*WHAT IS EXPECTED*. Copy the records below exactly, leaving out every picture.

-*-*-

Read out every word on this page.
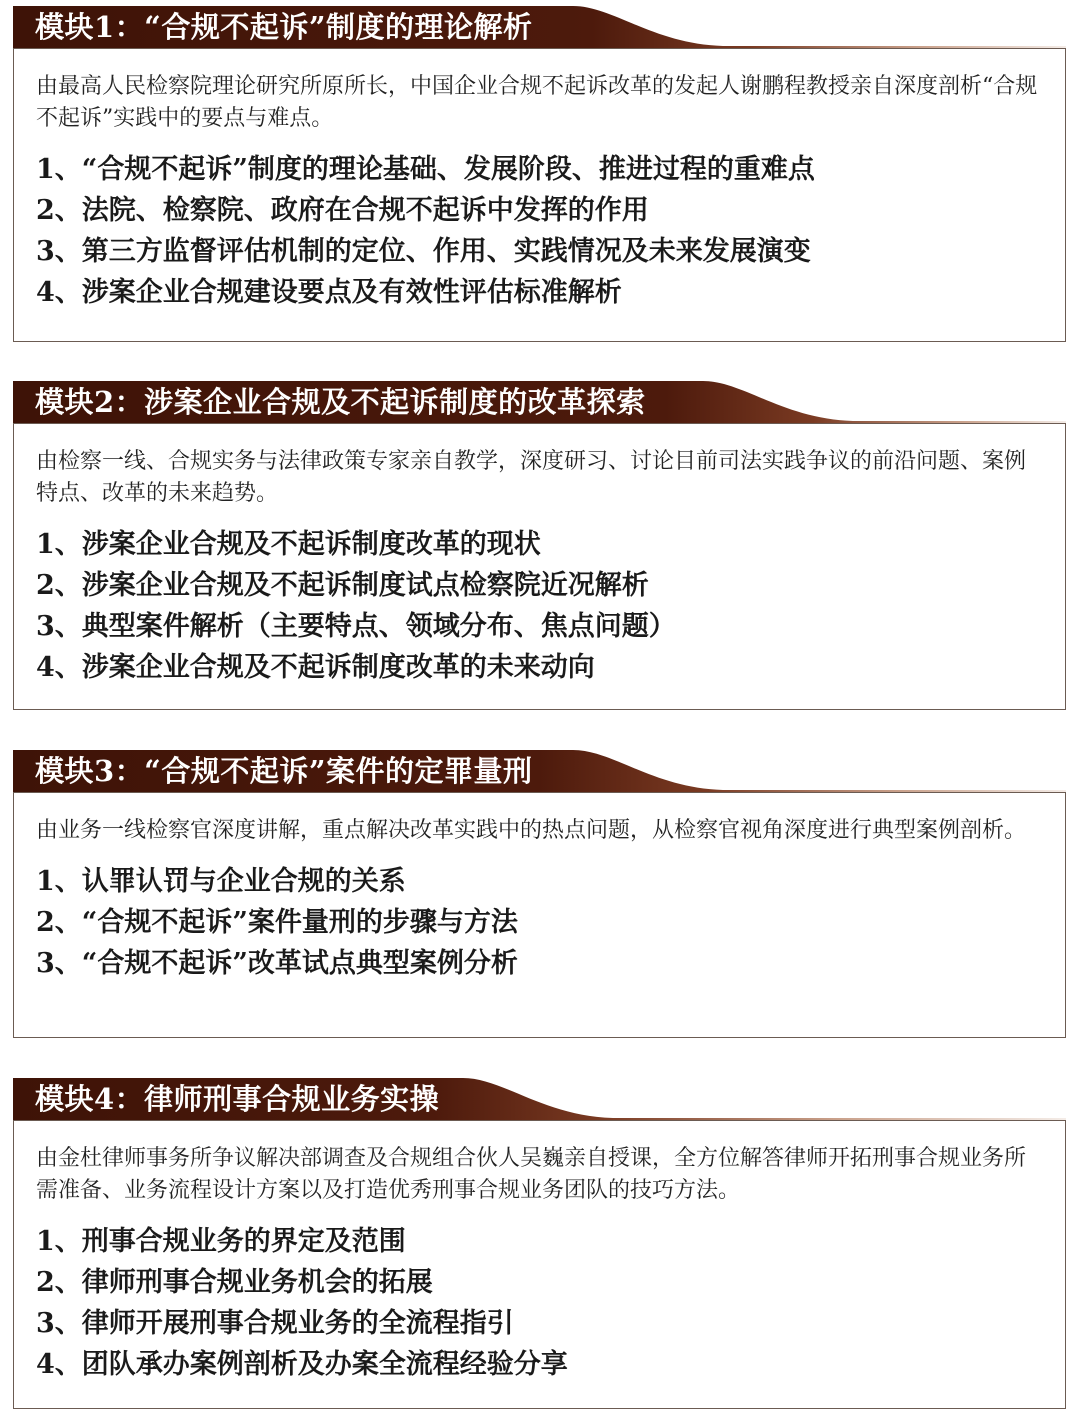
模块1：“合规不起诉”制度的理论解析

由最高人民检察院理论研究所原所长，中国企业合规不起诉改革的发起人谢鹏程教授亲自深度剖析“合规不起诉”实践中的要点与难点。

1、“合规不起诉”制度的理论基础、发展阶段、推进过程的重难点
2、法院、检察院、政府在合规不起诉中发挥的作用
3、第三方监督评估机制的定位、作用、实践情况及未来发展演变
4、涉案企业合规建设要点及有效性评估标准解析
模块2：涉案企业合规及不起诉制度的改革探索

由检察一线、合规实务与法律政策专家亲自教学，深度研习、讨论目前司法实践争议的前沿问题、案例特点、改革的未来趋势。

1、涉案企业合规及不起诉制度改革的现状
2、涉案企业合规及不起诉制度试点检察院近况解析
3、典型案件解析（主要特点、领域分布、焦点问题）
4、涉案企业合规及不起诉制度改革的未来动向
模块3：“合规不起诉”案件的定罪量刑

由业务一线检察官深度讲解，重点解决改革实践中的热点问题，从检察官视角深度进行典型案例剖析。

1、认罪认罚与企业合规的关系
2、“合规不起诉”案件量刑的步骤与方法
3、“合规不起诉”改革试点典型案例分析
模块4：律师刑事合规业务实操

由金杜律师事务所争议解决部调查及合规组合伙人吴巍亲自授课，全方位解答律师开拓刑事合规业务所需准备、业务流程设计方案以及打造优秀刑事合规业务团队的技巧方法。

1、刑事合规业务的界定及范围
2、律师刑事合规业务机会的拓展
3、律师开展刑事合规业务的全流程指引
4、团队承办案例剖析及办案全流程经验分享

-*-*-

*OUTPUT*.
Read out every word on this page.
模块1：“合规不起诉”制度的理论解析

由最高人民检察院理论研究所原所长，中国企业合规不起诉改革的发起人谢鹏程教授亲自深度剖析“合规不起诉”实践中的要点与难点。

1、“合规不起诉”制度的理论基础、发展阶段、推进过程的重难点
2、法院、检察院、政府在合规不起诉中发挥的作用
3、第三方监督评估机制的定位、作用、实践情况及未来发展演变
4、涉案企业合规建设要点及有效性评估标准解析
模块2：涉案企业合规及不起诉制度的改革探索

由检察一线、合规实务与法律政策专家亲自教学，深度研习、讨论目前司法实践争议的前沿问题、案例特点、改革的未来趋势。

1、涉案企业合规及不起诉制度改革的现状
2、涉案企业合规及不起诉制度试点检察院近况解析
3、典型案件解析（主要特点、领域分布、焦点问题）
4、涉案企业合规及不起诉制度改革的未来动向
模块3：“合规不起诉”案件的定罪量刑

由业务一线检察官深度讲解，重点解决改革实践中的热点问题，从检察官视角深度进行典型案例剖析。

1、认罪认罚与企业合规的关系
2、“合规不起诉”案件量刑的步骤与方法
3、“合规不起诉”改革试点典型案例分析
模块4：律师刑事合规业务实操

由金杜律师事务所争议解决部调查及合规组合伙人吴巍亲自授课，全方位解答律师开拓刑事合规业务所需准备、业务流程设计方案以及打造优秀刑事合规业务团队的技巧方法。

1、刑事合规业务的界定及范围
2、律师刑事合规业务机会的拓展
3、律师开展刑事合规业务的全流程指引
4、团队承办案例剖析及办案全流程经验分享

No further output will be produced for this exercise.